Goal: Among the entries below, count the lines where the string "Producer" occurs, and give only the number.
-- begin Provided data --
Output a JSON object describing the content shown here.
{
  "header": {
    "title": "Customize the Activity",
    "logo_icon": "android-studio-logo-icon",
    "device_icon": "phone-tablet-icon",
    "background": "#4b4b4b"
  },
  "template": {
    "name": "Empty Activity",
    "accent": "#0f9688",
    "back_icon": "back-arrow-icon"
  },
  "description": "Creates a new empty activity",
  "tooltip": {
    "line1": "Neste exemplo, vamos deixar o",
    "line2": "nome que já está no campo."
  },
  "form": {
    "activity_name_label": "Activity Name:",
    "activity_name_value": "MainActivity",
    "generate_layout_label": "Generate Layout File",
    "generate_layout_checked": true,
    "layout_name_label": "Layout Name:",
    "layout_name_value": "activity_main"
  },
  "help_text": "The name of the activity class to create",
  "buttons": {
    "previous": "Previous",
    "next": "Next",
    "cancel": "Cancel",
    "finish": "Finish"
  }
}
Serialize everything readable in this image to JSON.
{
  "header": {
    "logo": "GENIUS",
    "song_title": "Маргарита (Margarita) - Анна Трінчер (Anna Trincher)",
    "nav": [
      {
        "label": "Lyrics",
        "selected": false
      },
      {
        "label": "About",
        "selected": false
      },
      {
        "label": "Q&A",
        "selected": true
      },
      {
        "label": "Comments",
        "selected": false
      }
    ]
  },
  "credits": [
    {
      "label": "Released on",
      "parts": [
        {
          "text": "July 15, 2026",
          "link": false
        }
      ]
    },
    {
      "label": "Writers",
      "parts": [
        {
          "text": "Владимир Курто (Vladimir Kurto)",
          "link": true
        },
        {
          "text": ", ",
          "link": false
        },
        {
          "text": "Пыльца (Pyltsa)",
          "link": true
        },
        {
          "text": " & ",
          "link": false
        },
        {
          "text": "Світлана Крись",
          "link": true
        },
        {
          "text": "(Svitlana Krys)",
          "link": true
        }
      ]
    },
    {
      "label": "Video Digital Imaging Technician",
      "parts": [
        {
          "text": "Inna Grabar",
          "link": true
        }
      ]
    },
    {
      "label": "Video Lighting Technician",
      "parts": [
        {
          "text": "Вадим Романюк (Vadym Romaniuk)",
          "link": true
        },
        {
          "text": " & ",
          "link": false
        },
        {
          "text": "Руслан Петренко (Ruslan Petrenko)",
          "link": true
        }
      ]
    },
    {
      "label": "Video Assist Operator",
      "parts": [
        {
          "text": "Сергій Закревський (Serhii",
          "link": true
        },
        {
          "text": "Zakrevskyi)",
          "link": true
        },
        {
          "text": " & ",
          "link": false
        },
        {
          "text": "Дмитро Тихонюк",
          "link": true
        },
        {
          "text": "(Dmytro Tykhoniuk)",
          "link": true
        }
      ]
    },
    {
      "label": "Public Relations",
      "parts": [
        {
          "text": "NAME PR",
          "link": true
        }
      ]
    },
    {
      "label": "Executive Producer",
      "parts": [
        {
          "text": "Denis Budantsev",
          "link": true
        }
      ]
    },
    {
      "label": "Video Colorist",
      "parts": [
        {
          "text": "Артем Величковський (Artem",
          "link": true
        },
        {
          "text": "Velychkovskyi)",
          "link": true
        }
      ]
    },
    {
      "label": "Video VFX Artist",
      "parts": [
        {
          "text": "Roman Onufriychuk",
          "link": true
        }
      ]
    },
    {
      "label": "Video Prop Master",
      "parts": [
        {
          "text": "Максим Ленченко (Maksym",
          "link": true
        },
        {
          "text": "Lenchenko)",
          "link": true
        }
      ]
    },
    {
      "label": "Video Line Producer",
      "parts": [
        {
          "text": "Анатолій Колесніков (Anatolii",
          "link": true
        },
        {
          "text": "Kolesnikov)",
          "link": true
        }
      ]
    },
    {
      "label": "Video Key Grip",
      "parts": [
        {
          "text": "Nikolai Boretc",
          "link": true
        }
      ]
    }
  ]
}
-- end Provided data --
Written answer: 2